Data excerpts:
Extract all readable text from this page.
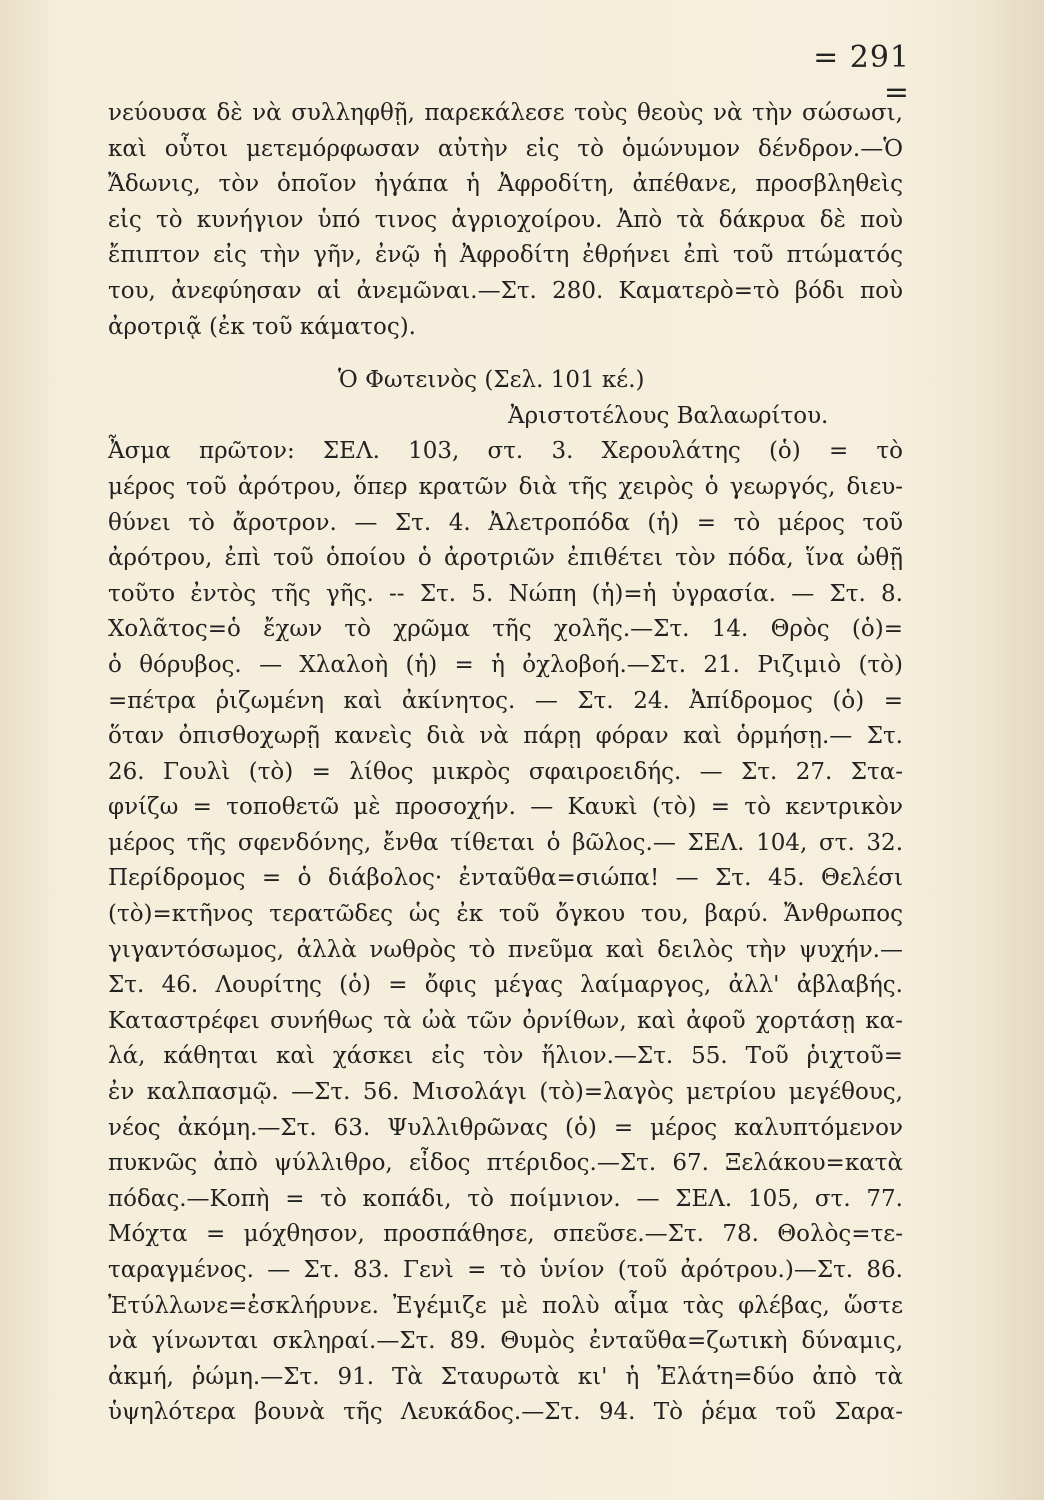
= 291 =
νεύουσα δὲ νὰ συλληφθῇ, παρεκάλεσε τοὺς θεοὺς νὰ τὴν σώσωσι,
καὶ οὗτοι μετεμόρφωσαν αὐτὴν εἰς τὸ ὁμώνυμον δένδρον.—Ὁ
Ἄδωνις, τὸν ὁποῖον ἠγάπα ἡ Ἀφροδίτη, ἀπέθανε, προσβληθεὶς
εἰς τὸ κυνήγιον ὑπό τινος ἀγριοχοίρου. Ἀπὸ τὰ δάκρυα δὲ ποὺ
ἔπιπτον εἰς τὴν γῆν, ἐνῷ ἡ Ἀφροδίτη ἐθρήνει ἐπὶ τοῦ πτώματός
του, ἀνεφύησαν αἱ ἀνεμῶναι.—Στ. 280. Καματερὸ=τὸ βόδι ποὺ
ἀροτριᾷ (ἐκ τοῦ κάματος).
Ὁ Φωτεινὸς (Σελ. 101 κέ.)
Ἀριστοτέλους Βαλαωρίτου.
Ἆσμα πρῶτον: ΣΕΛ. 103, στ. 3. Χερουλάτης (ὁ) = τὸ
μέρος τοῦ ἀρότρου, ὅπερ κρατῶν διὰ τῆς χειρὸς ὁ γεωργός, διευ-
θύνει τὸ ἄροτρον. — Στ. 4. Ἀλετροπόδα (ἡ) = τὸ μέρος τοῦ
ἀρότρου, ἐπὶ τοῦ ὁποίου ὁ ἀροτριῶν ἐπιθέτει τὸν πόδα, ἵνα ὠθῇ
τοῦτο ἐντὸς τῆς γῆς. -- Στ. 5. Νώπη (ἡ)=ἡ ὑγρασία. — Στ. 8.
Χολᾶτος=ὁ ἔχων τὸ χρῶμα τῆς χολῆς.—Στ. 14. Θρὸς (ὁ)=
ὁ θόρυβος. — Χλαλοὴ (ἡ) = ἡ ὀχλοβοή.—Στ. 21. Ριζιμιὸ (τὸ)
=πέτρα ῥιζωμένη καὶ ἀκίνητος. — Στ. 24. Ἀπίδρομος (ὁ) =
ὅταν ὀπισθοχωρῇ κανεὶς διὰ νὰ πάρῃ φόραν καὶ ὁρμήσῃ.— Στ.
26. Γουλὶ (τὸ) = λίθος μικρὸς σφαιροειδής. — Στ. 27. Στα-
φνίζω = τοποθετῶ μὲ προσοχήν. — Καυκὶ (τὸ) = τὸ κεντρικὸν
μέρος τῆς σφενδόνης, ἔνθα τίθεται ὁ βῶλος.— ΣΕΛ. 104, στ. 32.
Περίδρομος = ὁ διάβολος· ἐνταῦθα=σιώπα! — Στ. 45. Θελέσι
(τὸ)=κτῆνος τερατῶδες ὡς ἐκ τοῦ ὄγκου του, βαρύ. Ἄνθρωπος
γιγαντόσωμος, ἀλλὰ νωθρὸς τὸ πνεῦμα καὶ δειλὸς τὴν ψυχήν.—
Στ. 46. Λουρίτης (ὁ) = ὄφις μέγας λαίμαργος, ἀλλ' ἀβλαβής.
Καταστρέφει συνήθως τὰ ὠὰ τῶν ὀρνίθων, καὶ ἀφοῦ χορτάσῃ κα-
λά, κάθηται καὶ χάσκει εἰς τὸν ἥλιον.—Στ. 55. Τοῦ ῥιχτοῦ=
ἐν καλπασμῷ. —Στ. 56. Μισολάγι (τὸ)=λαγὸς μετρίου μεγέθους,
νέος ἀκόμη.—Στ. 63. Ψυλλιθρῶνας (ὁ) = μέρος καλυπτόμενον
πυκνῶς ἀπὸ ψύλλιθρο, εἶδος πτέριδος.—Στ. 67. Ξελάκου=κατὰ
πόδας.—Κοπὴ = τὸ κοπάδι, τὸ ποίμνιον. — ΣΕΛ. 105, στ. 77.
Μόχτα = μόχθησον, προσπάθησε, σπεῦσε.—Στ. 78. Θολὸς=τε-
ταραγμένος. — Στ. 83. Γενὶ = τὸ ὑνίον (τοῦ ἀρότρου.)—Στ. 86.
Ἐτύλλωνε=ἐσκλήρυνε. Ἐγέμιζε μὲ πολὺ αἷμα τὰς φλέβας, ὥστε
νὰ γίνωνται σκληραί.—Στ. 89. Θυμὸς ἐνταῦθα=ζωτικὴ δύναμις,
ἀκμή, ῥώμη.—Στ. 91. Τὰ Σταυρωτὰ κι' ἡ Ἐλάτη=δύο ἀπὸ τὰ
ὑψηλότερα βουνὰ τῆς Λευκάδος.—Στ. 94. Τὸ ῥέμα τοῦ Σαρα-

---

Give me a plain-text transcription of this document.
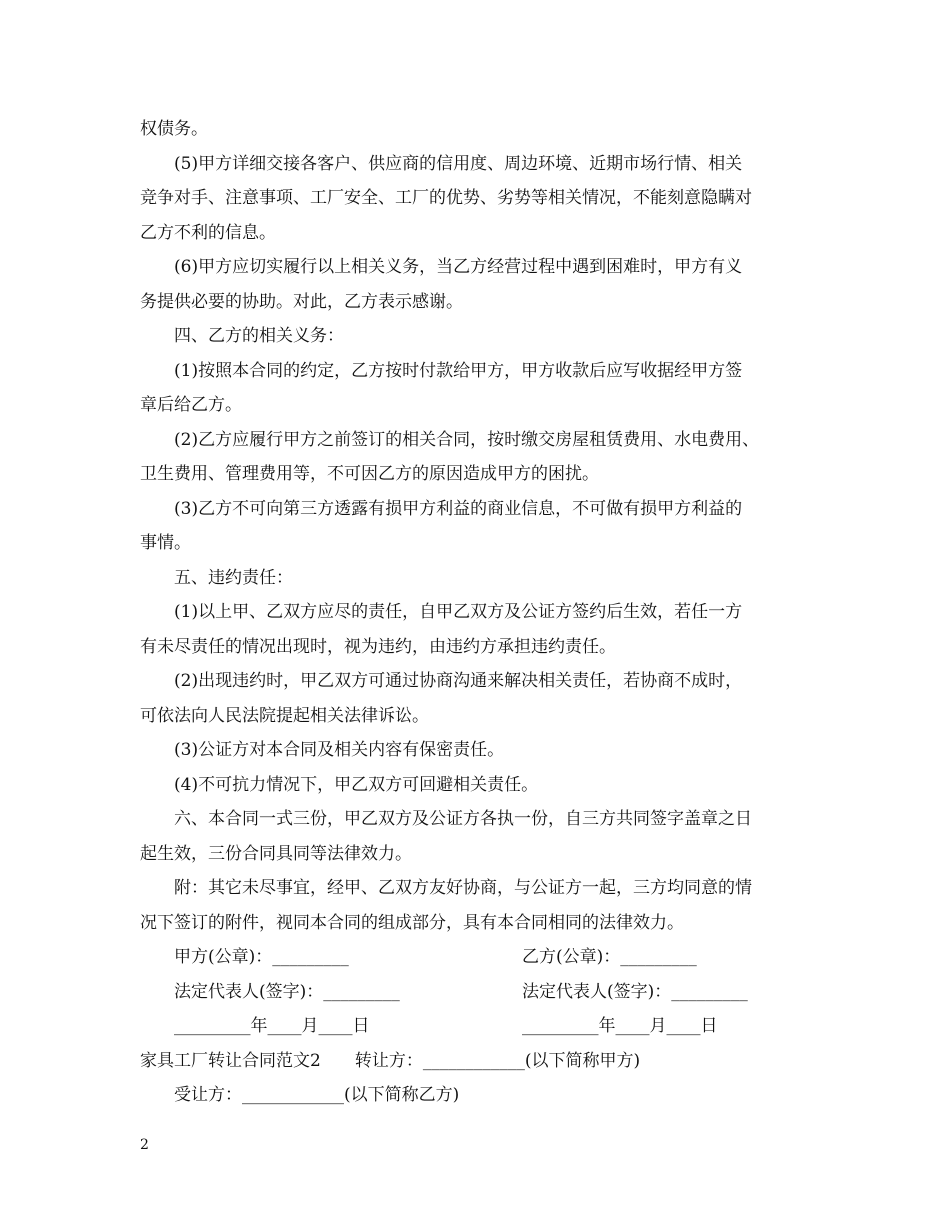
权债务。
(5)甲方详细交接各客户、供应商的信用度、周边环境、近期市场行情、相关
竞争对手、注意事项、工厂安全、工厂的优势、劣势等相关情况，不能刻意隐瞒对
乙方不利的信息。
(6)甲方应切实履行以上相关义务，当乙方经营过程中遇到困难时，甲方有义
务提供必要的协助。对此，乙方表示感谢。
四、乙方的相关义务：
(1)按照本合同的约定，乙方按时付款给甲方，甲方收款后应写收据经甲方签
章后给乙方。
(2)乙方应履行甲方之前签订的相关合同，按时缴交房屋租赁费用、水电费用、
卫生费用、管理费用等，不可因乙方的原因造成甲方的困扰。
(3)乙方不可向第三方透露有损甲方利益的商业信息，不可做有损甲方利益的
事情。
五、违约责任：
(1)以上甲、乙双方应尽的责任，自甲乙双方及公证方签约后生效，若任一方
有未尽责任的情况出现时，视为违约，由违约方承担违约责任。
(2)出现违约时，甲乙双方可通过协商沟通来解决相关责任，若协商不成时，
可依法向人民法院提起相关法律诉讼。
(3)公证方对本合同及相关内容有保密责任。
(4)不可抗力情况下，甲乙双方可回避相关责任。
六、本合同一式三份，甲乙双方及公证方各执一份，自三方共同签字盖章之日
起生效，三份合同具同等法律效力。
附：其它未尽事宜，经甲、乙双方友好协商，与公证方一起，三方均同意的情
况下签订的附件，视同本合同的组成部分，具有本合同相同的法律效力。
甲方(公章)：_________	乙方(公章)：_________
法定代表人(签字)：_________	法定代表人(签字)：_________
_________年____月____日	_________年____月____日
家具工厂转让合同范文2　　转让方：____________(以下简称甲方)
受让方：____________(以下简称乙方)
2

**Set task**:
Identify the lines that contain the string "Ἀφροδίτη", and copy every one of them.

**Exercise solution**:
Ἄδωνις, τὸν ὁποῖον ἠγάπα ἡ Ἀφροδίτη, ἀπέθανε, προσβληθεὶς
ἔπιπτον εἰς τὴν γῆν, ἐνῷ ἡ Ἀφροδίτη ἐθρήνει ἐπὶ τοῦ πτώματός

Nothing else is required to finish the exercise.